* start Data provided *

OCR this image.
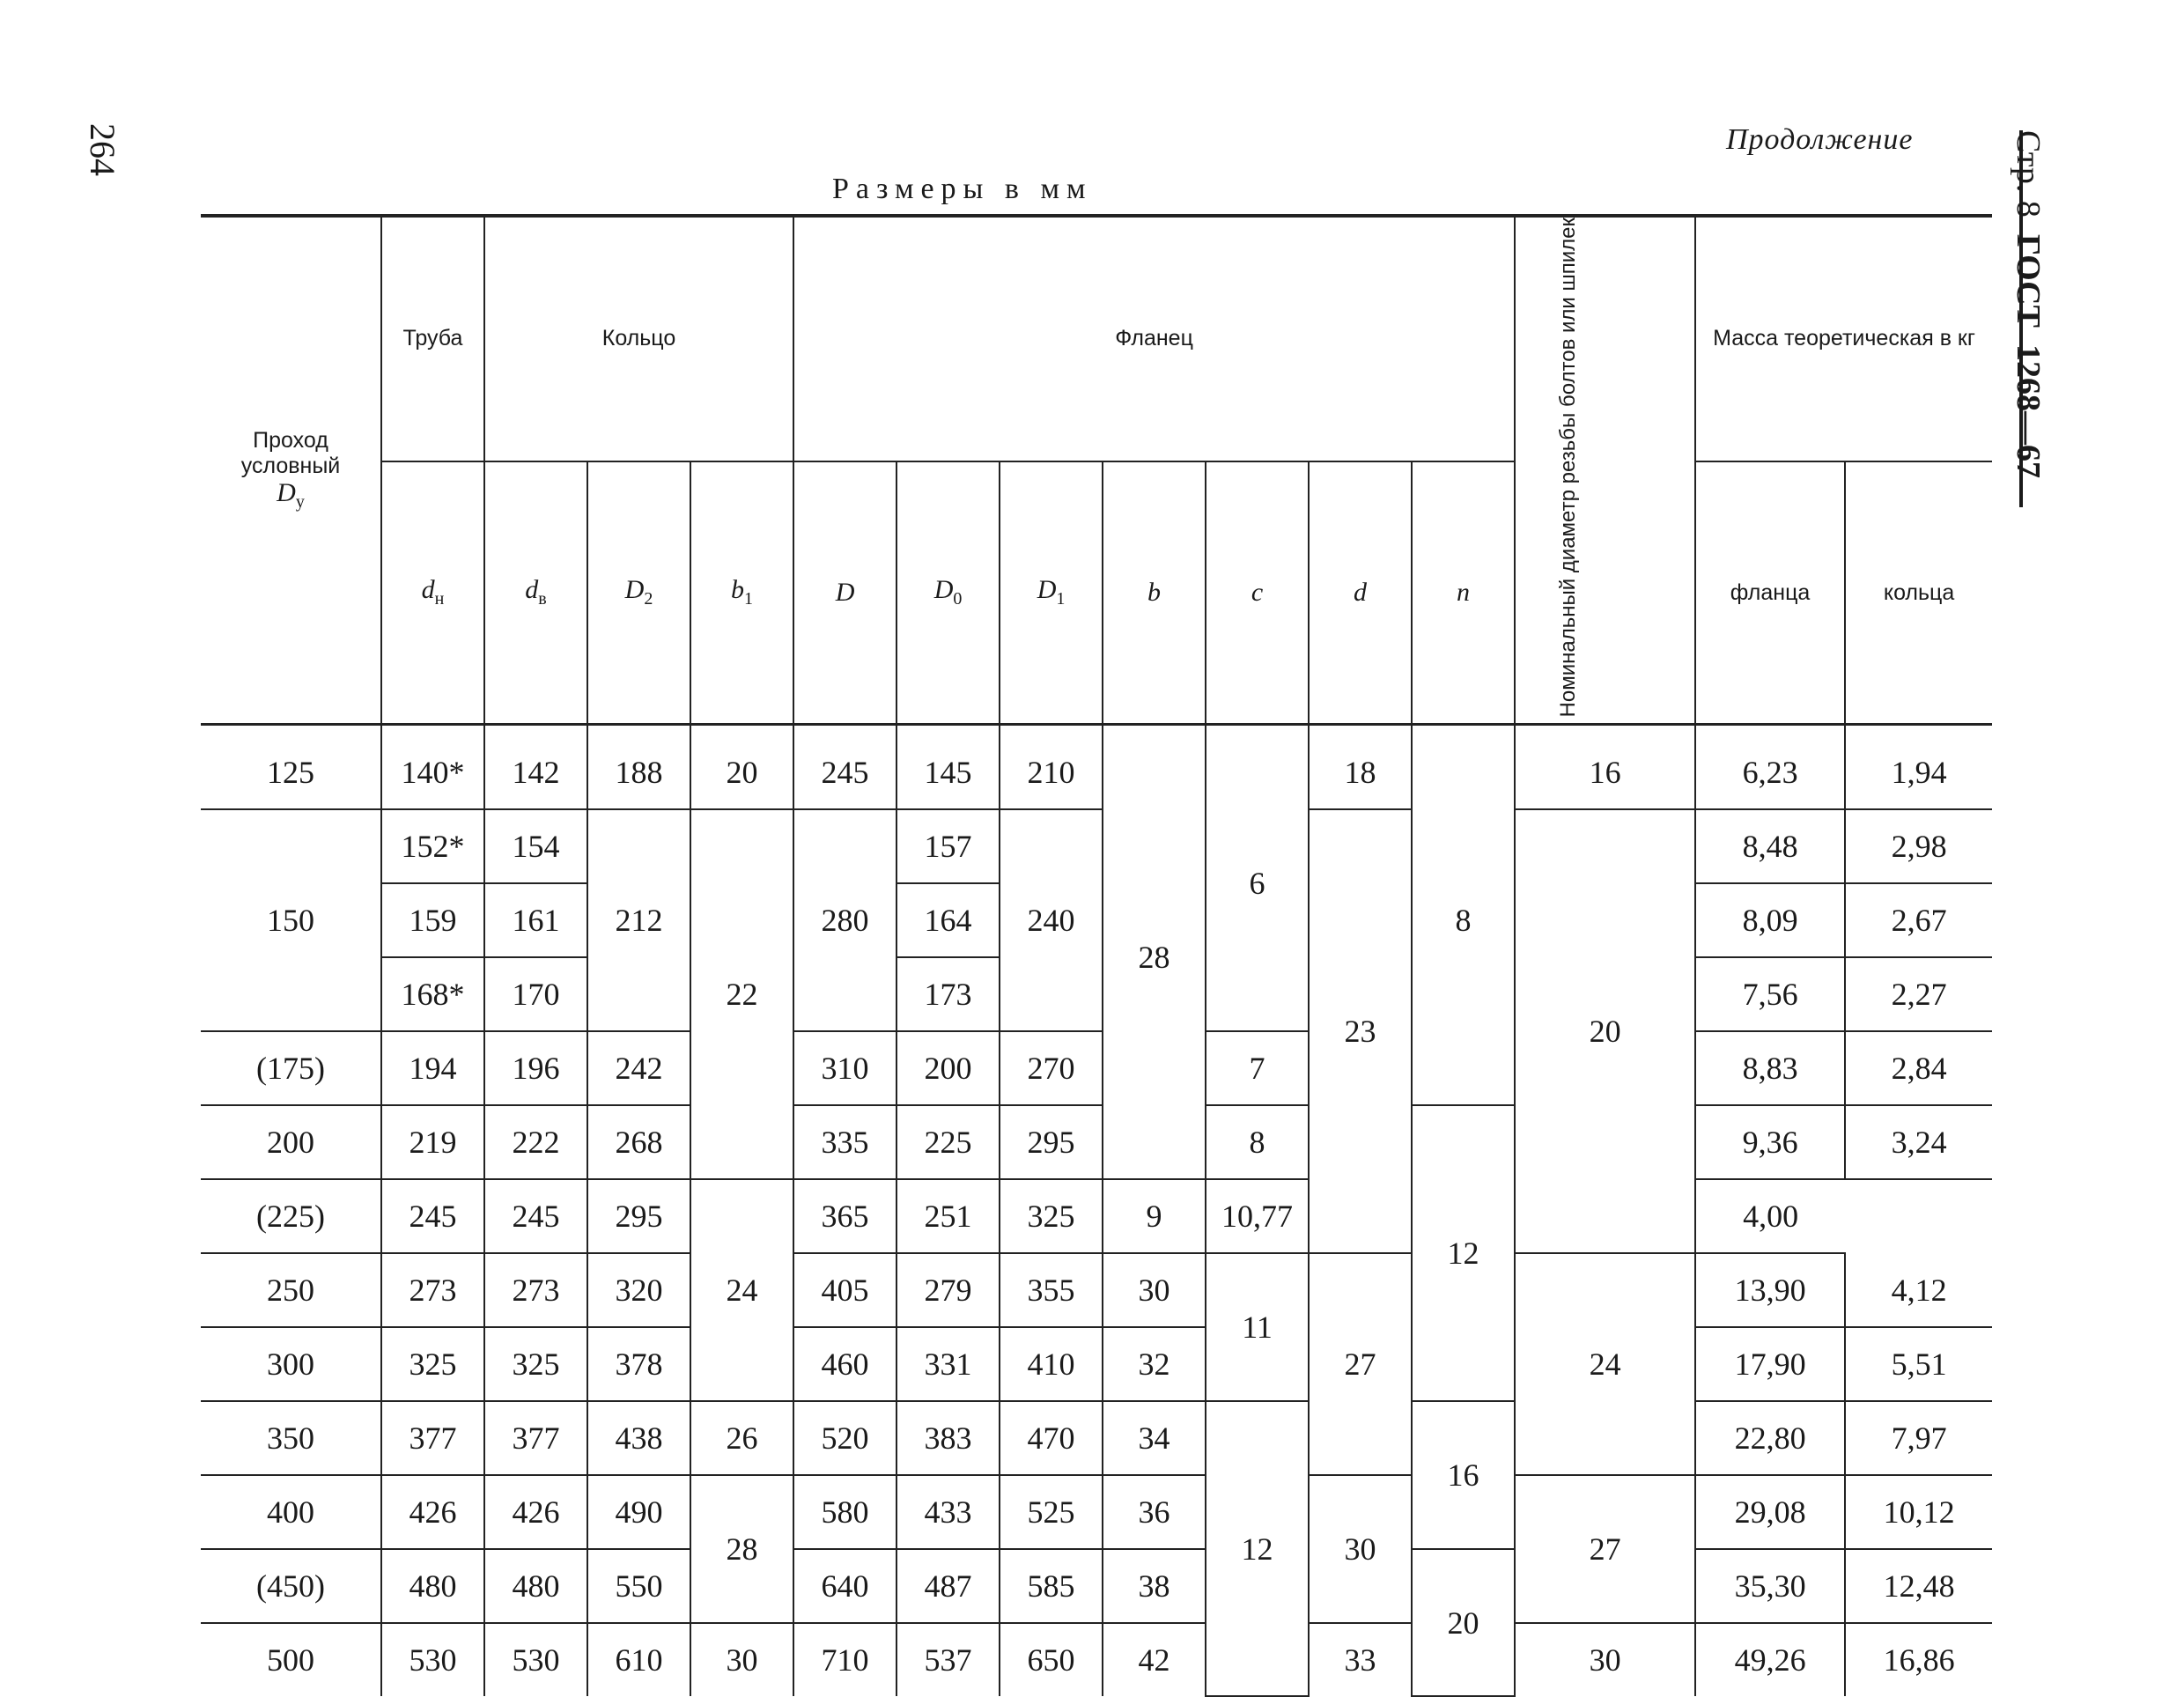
264	Продолжение	Стр. 8  ГОСТ  1268—67
Размеры в мм
Проход условный
$D_у$	Труба	Кольцо			Фланец							Номинальный диаметр резьбы болтов или шпилек	Масса теоретическая в кг	
	$d_н$	$d_в$	$D_2$	$b_1$	D	$D_0$	$D_1$	b	c	d	n		фланца	кольца

125	140*	142	188	20	245	145	210	28	6	18	8	16	6,23	1,94
150	152*	154	212	22	280	157	240			23		20	8,48	2,98
	159	161				164							8,09	2,67
	168*	170				173							7,56	2,27
(175)	194	196	242		310	200	270		7				8,83	2,84
200	219	222	268		335	225	295		8		12		9,36	3,24
(225)	245	245	295	24	365	251	325	9	10,77				4,00	
250	273	273	320		405	279	355	30	11	27		24	13,90	4,12
300	325	325	378		460	331	410	32					17,90	5,51
350	377	377	438	26	520	383	470	34	12		16		22,80	7,97
400	426	426	490	28	580	433	525	36		30		27	29,08	10,12
(450)	480	480	550		640	487	585	38			20		35,30	12,48
500	530	530	610	30	710	537	650	42		33		30	49,26	16,86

* end Data provided *

= Directions for this task =
Print the complete listing exactly, apart from any pictures.

= Solution below =
OCR this image.
264	Продолжение	Стр. 8  ГОСТ  1268—67
Размеры в мм
Проход условный
$D_у$	Труба	Кольцо			Фланец							Номинальный диаметр резьбы болтов или шпилек	Масса теоретическая в кг	
	$d_н$	$d_в$	$D_2$	$b_1$	D	$D_0$	$D_1$	b	c	d	n		фланца	кольца

125	140*	142	188	20	245	145	210	28	6	18	8	16	6,23	1,94
150	152*	154	212	22	280	157	240			23		20	8,48	2,98
	159	161				164							8,09	2,67
	168*	170				173							7,56	2,27
(175)	194	196	242		310	200	270		7				8,83	2,84
200	219	222	268		335	225	295		8		12		9,36	3,24
(225)	245	245	295	24	365	251	325	9	10,77				4,00	
250	273	273	320		405	279	355	30	11	27		24	13,90	4,12
300	325	325	378		460	331	410	32					17,90	5,51
350	377	377	438	26	520	383	470	34	12		16		22,80	7,97
400	426	426	490	28	580	433	525	36		30		27	29,08	10,12
(450)	480	480	550		640	487	585	38			20		35,30	12,48
500	530	530	610	30	710	537	650	42		33		30	49,26	16,86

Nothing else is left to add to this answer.